I tre Centri opereranno come presìdi territoriali per l’avviamento sportivo, l’orientamento motorio, l’inclusione, la formazione dei tecnici e l’accompagnamento dei giovani nei rispettivi percorsi disciplinari. L’esperienza maturata nei diversi territori consentirà alla Federazione di sperimentare una metodologia comune, adattabile e successivamente replicabile nelle realtà affiliate presenti su scala nazionale.
Le attività saranno organizzate tenendo conto dell’età, del livello di esperienza e delle caratteristiche dei partecipanti. I percorsi comprenderanno esercitazioni dedicate alla coordinazione, all’equilibrio, alla mobilità, al controllo del corpo, alle forme tecniche, al lavoro a coppie, alle cadute in sicurezza e al combattimento educativo controllato. Particolare attenzione sarà riservata alla creazione di ambienti sportivi sicuri, accessibili e inclusivi, nei quali ogni giovane possa partecipare e progredire nel rispetto delle proprie capacità e necessità.
Uno degli elementi caratterizzanti dell’iniziativa sarà rappresentato dalle giornate NextGen Talent, appuntamenti promozionali e non agonistici pensati per osservare le capacità motorie, l’attitudine, la motivazione, la continuità e le modalità di apprendimento dei giovani partecipanti. L’obiettivo non sarà quello di anticipare la selezione agonistica, ma di aiutare ciascun ragazzo a individuare il percorso più adeguato alle proprie caratteristiche, favorendo la continuità della pratica e contribuendo a contrastare il fenomeno dell’abbandono sportivo.

# [DATI DA ANALIZZARE]
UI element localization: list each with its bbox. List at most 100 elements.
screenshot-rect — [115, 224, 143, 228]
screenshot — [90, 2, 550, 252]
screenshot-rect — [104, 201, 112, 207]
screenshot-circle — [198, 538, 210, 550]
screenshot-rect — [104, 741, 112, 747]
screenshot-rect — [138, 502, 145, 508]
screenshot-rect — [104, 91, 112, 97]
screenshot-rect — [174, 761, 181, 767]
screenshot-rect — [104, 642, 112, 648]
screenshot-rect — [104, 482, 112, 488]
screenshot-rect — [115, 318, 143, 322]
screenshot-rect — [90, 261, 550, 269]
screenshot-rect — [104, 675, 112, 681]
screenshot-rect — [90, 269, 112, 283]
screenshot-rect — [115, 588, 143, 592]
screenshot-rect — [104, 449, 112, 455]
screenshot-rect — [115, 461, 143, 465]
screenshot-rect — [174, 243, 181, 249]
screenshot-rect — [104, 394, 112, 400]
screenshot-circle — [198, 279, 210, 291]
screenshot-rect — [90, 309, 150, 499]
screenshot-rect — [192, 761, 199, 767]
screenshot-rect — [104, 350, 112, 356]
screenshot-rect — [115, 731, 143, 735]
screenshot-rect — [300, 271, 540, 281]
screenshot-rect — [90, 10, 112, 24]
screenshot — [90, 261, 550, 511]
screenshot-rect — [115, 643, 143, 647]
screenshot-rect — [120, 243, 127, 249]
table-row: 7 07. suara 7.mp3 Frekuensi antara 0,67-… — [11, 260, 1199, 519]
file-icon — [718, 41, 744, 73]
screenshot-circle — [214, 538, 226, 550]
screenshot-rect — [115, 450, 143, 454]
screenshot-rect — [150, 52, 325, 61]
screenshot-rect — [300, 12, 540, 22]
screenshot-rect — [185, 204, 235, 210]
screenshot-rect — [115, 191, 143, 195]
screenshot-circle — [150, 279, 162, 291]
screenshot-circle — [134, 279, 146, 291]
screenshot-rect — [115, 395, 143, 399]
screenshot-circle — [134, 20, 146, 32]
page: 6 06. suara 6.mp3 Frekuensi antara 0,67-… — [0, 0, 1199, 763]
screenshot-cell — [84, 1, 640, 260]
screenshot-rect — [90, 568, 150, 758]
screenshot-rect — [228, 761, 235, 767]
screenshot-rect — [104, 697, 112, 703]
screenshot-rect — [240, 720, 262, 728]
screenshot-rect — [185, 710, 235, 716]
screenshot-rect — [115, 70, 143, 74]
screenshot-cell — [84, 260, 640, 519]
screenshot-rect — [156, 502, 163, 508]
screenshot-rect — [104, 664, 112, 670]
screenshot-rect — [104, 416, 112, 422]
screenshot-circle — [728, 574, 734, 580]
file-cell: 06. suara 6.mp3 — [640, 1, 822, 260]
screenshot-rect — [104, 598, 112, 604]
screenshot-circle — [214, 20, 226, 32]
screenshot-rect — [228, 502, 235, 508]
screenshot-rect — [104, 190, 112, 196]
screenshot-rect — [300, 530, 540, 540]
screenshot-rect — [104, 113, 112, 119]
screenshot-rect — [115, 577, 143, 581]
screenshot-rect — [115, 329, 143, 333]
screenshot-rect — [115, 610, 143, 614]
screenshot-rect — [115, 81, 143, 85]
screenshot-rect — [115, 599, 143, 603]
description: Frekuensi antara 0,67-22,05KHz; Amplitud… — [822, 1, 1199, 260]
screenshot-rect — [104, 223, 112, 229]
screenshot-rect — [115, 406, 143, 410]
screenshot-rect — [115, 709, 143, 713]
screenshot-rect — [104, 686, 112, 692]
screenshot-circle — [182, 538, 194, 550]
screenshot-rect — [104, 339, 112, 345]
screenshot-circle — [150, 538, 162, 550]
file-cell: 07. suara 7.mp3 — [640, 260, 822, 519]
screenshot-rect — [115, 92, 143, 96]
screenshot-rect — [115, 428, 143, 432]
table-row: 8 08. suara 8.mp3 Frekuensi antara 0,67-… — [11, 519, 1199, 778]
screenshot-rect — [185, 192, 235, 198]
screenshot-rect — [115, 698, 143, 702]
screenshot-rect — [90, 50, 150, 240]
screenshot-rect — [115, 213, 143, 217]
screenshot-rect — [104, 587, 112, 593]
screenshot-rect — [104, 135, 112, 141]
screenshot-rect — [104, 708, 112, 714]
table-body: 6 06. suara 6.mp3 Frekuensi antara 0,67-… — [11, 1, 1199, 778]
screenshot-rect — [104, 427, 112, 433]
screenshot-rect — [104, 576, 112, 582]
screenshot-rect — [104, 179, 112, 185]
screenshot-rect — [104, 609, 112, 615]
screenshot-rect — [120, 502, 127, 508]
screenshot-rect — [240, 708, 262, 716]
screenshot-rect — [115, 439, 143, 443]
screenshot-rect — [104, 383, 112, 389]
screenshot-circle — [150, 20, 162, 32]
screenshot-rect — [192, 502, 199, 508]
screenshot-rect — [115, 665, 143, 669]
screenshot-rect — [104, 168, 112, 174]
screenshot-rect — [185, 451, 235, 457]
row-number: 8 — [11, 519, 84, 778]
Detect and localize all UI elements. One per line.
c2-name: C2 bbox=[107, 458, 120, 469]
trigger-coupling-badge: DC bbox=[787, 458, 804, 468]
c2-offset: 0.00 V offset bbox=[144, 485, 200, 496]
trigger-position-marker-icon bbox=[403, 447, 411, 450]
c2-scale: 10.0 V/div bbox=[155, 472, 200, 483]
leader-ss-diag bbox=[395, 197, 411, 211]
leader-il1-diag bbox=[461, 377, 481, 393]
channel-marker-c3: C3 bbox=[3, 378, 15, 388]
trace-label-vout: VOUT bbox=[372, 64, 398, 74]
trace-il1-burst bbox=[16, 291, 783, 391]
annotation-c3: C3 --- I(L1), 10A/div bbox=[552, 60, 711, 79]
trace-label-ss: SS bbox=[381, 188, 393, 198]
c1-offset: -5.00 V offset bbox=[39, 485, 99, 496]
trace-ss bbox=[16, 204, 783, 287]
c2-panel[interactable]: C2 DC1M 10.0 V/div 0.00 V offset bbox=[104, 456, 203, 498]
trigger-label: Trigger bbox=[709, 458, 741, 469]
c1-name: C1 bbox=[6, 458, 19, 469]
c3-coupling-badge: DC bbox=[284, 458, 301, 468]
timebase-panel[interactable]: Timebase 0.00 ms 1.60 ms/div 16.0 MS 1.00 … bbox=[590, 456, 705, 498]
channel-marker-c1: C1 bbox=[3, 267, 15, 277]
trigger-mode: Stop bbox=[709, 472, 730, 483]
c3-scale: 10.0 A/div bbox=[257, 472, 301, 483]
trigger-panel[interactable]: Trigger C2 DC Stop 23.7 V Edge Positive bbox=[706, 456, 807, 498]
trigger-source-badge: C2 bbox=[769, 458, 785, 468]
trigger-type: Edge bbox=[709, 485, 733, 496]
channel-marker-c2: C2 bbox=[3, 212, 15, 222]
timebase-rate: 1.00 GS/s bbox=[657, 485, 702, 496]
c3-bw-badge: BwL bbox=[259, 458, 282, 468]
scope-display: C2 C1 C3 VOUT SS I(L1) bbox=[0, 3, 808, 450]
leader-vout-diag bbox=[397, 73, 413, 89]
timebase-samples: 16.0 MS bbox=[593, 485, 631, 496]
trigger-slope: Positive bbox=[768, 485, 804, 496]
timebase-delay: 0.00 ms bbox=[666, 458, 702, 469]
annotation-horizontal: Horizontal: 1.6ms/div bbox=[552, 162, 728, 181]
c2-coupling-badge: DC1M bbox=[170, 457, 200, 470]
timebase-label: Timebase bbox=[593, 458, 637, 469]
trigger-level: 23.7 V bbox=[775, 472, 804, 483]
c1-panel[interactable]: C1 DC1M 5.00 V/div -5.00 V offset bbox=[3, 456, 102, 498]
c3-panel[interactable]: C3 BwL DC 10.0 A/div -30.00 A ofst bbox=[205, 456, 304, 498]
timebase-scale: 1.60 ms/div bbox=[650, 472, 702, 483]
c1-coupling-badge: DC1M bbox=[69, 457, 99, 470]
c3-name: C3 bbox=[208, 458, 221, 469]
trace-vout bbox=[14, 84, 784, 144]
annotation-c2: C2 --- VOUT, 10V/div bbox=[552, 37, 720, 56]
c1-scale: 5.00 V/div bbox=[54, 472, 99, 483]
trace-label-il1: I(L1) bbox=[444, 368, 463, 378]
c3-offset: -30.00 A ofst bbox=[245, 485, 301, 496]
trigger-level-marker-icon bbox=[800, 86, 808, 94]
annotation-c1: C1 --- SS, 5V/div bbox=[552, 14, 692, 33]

# [COMPITI DA SVOLGERE]
**a)** Nel brano sui Centri federali, ricopia tutto il tratto che va da "Uno degli elementi" fino a "fenomeno dell’abbandono sportivo.", sostituendo "continuità" con "costanza".
**b)** Traduci in inglese questa frase del brano sui Centri federali: "Le attività saranno organizzate tenendo conto dell’età, del livello di esperienza e delle caratteristiche dei partecipanti."
I record non hanno alcun legame con il brano.

# [RISULTATI PER COMPITO]
**a)**
Uno degli elementi caratterizzanti dell’iniziativa sarà rappresentato dalle giornate NextGen Talent, appuntamenti promozionali e non agonistici pensati per osservare le capacità motorie, l’attitudine, la motivazione, la costanza e le modalità di apprendimento dei giovani partecipanti. L’obiettivo non sarà quello di anticipare la selezione agonistica, ma di aiutare ciascun ragazzo a individuare il percorso più adeguato alle proprie caratteristiche, favorendo la costanza della pratica e contribuendo a contrastare il fenomeno dell’abbandono sportivo.

**b)** The activities will be organized taking into account the age, level of experience, and characteristics of the participants.